> [Data records]:
'''
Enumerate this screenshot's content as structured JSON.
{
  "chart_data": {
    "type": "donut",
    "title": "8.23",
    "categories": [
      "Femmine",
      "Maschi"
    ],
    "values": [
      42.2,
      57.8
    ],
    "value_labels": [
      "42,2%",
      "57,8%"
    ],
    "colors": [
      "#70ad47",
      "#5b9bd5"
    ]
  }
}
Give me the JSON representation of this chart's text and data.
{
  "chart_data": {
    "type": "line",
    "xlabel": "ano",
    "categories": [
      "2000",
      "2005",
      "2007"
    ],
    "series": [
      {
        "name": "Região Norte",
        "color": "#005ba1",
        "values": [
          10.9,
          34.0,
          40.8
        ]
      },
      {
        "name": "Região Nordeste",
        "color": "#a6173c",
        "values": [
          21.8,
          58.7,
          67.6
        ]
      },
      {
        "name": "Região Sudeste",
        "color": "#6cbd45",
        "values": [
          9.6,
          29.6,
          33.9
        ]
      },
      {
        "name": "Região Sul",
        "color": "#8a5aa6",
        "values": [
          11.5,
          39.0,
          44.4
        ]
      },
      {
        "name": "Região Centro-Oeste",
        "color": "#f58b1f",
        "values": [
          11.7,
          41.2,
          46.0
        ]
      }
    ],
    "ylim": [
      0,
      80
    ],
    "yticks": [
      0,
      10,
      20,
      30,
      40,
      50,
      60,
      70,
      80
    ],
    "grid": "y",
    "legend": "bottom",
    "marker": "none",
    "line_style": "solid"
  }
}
'''
'''
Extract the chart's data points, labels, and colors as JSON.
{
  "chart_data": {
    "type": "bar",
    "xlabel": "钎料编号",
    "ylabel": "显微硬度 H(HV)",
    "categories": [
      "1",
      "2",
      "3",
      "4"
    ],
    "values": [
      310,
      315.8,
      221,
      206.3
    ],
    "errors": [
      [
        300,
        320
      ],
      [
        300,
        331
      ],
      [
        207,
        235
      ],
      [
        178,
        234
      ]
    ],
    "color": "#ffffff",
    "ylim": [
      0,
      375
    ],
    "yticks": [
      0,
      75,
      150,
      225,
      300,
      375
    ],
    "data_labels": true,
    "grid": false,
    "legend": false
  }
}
'''
'''
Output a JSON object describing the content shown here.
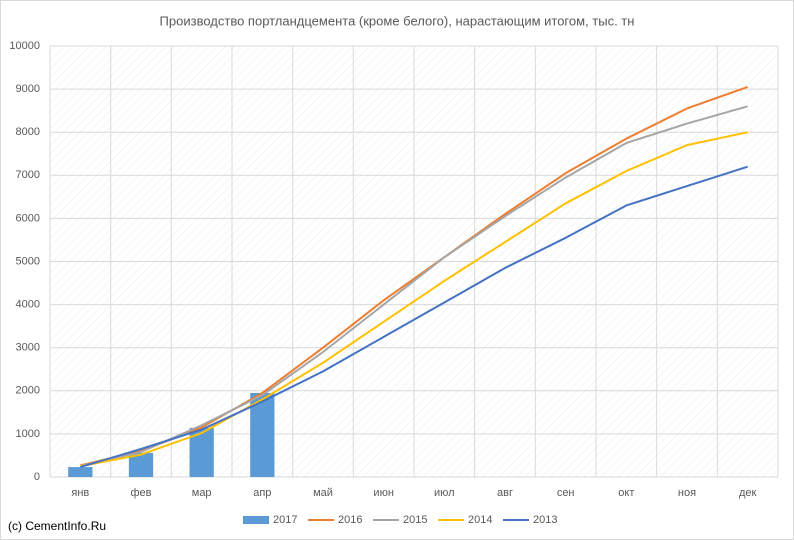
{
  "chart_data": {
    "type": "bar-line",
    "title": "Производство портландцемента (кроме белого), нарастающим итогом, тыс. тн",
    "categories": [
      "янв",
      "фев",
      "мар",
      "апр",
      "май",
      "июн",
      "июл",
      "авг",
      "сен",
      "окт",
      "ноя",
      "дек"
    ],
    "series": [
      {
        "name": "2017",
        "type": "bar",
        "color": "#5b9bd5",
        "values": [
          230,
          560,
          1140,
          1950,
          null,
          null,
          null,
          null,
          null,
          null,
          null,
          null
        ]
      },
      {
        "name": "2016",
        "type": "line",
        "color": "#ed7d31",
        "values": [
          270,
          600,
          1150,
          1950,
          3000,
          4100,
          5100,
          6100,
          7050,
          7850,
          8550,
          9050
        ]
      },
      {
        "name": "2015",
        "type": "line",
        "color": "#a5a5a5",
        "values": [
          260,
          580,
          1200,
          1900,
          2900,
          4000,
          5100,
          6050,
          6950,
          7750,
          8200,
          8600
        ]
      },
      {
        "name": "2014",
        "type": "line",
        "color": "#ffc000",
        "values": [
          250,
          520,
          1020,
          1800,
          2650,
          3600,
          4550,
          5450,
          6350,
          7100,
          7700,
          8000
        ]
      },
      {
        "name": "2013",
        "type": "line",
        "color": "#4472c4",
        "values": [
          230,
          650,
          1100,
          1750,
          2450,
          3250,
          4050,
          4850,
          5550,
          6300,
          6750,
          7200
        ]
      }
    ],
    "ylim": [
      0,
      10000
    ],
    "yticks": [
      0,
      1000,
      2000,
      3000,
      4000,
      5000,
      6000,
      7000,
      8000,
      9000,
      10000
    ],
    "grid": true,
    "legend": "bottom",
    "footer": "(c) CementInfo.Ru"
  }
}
'''
> [Problem]:
Which lines in the data above contain "content"? Show each one.

> [Finished answer]:
Enumerate this screenshot's content as structured JSON.
Output a JSON object describing the content shown here.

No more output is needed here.